=== Task goal ===
Gather all lines in the entries that include the word "rueda".
***** Data to use
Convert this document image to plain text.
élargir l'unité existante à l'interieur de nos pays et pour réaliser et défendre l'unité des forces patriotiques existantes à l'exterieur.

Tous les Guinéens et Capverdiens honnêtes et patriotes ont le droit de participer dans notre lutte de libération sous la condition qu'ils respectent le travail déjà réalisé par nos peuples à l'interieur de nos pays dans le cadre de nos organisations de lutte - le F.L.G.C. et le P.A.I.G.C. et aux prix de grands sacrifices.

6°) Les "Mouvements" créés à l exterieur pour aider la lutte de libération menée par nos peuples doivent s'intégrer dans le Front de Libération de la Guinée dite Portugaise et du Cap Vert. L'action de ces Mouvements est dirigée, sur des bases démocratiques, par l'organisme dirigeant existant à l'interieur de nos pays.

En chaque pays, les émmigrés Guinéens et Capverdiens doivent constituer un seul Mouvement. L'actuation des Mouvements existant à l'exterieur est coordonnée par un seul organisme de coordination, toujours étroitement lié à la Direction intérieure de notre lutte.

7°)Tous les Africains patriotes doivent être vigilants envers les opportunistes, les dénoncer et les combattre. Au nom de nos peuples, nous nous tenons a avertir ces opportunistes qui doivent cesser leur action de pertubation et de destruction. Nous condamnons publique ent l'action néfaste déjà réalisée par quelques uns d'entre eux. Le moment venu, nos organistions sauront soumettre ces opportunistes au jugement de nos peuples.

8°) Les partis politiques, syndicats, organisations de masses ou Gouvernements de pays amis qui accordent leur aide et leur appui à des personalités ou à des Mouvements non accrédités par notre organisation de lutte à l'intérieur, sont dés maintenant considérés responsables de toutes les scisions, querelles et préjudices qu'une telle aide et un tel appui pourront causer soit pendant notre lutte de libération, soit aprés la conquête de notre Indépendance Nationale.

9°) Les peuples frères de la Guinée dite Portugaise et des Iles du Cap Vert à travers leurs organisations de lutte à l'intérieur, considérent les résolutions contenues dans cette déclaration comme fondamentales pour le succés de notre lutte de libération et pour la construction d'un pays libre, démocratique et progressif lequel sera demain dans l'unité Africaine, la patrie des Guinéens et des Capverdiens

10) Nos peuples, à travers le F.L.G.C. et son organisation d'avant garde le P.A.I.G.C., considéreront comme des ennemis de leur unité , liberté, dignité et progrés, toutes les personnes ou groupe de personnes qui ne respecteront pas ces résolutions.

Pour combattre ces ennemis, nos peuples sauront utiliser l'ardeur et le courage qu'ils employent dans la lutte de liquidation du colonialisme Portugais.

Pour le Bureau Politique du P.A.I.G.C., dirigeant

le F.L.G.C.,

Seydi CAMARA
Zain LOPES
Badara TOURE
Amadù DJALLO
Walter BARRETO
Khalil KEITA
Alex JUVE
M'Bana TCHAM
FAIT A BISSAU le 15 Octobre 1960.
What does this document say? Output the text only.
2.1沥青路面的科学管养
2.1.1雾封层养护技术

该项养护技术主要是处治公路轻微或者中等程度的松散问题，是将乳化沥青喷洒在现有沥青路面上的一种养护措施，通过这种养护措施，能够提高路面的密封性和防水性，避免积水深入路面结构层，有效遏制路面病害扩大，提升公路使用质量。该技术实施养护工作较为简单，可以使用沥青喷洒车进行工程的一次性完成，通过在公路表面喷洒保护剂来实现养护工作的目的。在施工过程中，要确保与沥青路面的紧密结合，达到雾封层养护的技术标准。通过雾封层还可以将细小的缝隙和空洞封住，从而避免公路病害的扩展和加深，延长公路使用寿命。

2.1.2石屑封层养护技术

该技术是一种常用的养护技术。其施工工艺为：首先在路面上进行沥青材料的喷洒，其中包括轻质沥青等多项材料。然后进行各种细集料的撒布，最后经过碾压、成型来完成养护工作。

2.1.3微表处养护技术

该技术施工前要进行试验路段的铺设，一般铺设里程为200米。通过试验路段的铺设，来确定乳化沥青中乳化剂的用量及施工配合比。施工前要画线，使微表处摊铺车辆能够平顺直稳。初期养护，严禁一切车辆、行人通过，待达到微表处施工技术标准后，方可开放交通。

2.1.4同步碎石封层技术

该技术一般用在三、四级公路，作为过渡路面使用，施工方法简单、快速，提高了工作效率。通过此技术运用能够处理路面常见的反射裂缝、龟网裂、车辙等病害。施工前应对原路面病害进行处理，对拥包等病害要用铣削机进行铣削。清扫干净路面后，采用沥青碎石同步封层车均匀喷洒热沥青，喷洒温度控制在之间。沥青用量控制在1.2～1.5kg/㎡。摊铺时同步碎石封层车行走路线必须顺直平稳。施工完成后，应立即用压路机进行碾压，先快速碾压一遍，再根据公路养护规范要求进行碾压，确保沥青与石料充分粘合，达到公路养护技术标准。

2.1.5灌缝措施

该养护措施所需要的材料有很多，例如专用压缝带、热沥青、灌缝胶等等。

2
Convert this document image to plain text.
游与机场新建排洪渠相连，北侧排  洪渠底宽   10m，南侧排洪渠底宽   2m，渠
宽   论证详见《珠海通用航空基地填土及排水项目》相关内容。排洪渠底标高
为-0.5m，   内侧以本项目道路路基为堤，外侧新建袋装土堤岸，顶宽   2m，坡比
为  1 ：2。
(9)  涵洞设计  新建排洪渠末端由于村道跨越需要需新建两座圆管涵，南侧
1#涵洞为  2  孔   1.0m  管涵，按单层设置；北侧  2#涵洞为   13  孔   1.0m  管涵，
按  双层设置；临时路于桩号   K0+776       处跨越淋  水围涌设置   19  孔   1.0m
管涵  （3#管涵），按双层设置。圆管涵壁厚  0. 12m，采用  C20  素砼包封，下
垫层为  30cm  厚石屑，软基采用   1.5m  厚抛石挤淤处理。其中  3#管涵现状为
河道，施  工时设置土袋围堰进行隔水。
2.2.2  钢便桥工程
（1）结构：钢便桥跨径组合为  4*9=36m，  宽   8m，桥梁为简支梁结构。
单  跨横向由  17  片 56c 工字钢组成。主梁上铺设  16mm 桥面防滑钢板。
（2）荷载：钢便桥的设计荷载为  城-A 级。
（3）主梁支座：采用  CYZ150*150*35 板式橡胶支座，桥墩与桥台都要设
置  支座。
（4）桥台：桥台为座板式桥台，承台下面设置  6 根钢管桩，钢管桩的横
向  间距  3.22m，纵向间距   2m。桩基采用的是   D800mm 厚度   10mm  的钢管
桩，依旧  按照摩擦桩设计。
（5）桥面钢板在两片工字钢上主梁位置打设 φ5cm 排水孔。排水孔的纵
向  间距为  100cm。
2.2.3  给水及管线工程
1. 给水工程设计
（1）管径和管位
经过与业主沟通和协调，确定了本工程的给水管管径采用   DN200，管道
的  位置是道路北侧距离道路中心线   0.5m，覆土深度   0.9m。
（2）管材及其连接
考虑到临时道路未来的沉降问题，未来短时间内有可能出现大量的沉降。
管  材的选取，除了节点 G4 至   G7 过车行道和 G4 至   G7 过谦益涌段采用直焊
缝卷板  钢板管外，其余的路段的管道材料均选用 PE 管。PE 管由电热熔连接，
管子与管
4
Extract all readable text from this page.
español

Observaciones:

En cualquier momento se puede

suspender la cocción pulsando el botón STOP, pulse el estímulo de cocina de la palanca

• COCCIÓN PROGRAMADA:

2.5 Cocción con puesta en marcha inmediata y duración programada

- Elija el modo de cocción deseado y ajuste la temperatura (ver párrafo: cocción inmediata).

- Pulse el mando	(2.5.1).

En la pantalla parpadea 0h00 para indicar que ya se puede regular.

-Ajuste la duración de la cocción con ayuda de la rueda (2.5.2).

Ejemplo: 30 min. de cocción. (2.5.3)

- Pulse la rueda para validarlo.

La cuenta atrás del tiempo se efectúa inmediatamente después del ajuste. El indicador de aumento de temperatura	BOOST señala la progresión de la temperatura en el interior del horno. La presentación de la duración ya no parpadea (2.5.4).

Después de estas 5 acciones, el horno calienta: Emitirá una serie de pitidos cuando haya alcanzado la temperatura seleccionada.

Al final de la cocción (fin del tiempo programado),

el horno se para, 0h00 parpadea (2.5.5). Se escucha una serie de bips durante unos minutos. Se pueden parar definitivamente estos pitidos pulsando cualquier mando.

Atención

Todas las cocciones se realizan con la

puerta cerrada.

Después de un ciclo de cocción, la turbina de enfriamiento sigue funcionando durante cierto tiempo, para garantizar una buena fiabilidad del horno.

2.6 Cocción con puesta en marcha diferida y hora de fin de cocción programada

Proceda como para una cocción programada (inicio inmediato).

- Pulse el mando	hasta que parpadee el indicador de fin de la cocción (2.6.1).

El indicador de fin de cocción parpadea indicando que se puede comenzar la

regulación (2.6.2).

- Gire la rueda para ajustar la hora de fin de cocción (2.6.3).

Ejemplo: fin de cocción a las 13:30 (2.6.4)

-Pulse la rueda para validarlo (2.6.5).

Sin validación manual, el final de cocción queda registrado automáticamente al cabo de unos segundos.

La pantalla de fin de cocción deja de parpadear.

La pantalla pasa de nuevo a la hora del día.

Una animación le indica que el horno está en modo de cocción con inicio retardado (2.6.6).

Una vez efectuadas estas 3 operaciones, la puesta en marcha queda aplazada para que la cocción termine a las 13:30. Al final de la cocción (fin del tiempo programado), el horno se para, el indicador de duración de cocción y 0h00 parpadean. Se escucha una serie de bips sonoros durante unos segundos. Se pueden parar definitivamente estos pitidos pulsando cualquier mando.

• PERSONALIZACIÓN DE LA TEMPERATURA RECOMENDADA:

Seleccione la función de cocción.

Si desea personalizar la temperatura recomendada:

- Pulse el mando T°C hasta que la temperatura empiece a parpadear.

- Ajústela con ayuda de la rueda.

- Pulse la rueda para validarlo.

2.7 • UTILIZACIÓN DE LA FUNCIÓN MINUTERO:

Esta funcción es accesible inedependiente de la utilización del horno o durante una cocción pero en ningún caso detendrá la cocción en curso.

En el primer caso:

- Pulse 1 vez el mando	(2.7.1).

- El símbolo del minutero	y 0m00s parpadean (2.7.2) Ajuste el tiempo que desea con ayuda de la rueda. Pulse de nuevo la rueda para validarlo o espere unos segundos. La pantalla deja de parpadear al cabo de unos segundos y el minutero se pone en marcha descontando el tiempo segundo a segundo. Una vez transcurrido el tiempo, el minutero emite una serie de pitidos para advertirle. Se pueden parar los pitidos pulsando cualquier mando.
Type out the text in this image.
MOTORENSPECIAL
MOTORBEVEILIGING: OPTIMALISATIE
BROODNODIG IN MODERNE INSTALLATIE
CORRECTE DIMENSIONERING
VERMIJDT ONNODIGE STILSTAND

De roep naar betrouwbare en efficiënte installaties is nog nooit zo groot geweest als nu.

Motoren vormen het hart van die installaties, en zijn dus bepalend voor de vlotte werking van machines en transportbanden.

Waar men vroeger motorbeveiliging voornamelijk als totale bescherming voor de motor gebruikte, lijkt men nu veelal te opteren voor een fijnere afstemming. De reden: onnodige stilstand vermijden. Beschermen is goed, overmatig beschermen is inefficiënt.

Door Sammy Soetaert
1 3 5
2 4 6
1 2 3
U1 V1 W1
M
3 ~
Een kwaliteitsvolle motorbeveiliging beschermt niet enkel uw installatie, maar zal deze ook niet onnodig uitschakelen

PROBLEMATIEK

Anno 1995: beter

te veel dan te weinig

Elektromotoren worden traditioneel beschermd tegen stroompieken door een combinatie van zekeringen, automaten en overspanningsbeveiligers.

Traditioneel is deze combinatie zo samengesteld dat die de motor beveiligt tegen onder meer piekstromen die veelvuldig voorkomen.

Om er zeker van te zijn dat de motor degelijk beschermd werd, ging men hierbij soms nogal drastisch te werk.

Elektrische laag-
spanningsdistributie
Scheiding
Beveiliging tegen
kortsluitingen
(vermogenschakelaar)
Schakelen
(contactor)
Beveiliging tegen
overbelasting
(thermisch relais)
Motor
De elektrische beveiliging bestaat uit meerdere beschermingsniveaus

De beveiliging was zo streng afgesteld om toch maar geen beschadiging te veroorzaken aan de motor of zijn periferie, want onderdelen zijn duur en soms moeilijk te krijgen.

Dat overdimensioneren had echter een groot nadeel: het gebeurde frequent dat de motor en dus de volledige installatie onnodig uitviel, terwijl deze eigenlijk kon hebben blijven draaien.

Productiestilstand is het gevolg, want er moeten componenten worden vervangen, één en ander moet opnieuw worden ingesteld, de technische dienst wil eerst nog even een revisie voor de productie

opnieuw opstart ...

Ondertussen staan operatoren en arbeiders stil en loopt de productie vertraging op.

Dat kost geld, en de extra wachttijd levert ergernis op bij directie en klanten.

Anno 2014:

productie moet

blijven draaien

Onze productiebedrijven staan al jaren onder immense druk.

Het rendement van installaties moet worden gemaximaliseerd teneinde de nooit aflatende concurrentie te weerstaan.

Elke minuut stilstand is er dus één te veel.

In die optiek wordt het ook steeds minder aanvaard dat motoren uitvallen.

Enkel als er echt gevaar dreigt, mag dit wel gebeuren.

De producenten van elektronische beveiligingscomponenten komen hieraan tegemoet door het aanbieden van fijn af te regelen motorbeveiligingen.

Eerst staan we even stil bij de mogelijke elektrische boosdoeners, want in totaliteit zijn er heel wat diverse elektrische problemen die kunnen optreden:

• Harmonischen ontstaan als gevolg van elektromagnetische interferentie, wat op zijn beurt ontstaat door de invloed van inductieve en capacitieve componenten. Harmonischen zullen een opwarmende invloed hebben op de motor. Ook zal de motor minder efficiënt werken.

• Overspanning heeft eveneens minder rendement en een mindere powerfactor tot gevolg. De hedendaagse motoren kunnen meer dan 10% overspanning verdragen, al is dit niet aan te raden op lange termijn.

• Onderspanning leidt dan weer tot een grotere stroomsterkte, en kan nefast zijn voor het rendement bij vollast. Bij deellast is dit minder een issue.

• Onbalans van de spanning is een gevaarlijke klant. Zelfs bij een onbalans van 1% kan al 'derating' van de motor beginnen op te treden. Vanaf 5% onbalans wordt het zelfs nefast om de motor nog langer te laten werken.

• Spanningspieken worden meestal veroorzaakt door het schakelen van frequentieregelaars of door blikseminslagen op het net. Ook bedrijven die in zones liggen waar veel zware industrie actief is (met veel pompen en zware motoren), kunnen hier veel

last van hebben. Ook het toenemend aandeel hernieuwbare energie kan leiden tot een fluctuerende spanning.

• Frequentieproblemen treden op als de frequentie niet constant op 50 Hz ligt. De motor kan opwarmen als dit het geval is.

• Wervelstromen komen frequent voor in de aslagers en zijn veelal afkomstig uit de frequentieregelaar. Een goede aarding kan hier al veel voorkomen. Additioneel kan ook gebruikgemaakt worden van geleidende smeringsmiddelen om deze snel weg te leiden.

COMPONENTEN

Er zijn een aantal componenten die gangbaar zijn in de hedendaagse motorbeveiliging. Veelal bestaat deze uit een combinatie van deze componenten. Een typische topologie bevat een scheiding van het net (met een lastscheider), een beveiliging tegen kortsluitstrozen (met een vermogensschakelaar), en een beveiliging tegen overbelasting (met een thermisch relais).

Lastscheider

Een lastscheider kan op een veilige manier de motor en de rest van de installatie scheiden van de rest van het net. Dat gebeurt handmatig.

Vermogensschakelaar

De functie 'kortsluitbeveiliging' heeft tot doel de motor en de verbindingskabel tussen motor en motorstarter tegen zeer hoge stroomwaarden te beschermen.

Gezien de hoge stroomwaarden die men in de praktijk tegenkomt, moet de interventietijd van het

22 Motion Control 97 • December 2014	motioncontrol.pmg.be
**********
=== Written reply ===
-Ajuste la duración de la cocción con ayuda de la rueda (2.5.2).
- Pulse la rueda para validarlo.
- Gire la rueda para ajustar la hora de fin de cocción (2.6.3).
-Pulse la rueda para validarlo (2.6.5).
- Ajústela con ayuda de la rueda.
- Pulse la rueda para validarlo.
- El símbolo del minutero	y 0m00s parpadean (2.7.2) Ajuste el tiempo que desea con ayuda de la rueda. Pulse de nuevo la rueda para validarlo o espere unos segundos. La pantalla deja de parpadear al cabo de unos segundos y el minutero se pone en marcha descontando el tiempo segundo a segundo. Una vez transcurrido el tiempo, el minutero emite una serie de pitidos para advertirle. Se pueden parar los pitidos pulsando cualquier mando.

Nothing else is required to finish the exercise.